## Items listed in a dataset
+ + +
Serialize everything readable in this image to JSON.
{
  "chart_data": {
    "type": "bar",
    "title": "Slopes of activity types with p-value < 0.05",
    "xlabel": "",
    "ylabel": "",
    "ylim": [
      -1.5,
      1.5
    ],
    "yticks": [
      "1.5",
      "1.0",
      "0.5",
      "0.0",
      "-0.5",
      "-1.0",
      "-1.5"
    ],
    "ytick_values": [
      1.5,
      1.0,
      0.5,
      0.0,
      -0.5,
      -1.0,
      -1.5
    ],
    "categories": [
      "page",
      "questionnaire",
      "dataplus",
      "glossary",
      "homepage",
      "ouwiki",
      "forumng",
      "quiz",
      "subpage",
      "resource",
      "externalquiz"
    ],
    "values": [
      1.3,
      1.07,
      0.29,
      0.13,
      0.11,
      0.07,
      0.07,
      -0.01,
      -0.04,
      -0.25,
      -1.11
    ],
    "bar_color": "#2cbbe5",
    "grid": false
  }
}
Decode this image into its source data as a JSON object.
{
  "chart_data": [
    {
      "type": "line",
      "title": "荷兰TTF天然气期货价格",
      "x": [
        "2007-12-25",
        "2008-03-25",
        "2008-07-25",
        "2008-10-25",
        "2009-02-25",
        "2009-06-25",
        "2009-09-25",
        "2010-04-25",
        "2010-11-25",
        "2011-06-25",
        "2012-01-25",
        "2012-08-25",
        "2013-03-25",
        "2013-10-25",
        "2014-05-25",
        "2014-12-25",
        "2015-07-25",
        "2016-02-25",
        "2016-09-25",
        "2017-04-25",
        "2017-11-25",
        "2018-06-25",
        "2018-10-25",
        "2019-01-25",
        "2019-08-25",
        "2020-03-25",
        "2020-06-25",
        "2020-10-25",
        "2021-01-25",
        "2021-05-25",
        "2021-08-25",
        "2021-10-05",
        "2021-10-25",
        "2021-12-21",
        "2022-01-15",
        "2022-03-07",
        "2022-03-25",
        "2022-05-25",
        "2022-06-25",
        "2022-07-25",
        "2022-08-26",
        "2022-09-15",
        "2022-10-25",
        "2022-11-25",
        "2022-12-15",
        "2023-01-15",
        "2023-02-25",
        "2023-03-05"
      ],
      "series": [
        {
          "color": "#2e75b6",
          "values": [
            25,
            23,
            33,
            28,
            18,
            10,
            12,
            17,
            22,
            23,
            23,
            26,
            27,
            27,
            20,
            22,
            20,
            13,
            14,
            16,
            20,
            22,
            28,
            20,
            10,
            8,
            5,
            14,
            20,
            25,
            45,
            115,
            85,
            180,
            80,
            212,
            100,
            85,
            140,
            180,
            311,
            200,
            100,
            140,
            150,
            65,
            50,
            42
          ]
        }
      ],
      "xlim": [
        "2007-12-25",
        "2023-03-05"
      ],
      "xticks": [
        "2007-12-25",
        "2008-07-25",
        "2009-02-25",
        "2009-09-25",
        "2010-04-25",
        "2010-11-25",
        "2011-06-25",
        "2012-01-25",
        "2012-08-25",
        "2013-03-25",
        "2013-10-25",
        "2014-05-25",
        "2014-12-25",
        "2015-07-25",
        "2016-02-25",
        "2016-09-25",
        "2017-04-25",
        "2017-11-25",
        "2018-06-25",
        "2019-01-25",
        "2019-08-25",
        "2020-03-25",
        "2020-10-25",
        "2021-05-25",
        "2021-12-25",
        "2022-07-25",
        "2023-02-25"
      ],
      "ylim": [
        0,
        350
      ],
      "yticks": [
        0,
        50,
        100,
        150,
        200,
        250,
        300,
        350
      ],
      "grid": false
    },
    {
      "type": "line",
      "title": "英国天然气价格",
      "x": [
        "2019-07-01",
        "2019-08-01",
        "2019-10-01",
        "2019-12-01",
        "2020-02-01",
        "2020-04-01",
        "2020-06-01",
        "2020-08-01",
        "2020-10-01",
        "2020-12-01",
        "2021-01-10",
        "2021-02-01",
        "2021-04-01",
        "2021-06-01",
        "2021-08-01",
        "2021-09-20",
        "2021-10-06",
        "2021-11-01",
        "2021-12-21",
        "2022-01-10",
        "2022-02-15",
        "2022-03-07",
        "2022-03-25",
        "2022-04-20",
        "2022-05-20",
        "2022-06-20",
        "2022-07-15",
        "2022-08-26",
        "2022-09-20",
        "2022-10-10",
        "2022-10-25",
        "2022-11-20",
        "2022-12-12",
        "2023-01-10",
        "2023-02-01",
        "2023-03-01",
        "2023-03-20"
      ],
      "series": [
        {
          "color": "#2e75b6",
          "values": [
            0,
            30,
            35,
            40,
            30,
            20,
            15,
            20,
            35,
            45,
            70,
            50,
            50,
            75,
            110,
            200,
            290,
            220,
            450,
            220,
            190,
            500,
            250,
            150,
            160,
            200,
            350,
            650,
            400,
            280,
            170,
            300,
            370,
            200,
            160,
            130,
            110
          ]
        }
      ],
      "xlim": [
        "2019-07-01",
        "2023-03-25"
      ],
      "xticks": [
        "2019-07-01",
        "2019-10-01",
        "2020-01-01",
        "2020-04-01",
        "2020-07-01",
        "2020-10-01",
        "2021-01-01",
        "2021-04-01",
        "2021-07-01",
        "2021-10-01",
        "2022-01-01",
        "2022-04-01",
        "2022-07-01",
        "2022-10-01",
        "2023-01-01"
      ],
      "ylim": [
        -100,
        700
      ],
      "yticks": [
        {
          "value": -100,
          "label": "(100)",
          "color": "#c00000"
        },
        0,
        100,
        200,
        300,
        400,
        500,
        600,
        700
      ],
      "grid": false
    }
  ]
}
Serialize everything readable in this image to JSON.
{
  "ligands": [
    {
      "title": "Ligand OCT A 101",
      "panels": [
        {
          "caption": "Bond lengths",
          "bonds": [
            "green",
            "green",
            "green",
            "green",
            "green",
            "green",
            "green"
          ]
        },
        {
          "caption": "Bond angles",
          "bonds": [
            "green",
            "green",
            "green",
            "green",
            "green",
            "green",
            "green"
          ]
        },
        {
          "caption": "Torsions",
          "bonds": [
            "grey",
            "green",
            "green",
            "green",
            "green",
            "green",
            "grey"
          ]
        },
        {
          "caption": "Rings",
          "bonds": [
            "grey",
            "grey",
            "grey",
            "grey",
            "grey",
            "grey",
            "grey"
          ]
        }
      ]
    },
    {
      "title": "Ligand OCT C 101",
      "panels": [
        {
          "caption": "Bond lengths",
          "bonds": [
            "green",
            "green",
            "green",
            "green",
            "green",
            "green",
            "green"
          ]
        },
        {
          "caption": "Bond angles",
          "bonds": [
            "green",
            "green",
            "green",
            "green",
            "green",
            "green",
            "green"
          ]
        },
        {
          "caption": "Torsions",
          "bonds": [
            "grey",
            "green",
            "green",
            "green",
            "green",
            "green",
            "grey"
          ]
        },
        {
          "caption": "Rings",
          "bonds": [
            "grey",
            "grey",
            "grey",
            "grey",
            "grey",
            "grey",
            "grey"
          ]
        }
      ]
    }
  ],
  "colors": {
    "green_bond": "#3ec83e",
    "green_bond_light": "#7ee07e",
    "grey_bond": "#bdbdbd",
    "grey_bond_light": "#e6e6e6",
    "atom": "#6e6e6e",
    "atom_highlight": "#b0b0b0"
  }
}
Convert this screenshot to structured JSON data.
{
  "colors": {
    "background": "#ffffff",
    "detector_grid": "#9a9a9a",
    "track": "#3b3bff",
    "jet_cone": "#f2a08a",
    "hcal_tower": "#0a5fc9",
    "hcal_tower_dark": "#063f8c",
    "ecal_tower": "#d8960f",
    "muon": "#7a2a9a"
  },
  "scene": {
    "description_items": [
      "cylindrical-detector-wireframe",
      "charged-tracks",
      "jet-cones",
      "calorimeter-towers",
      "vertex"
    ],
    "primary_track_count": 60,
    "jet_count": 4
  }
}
+ + +
## SHORT TASK
Check every line of the data above for the string "this", and copy those that have it.

## CORRECT RESULT
Serialize everything readable in this image to JSON.
Decode this image into its source data as a JSON object.
Serialize everything readable in this image to JSON.
Convert this screenshot to structured JSON data.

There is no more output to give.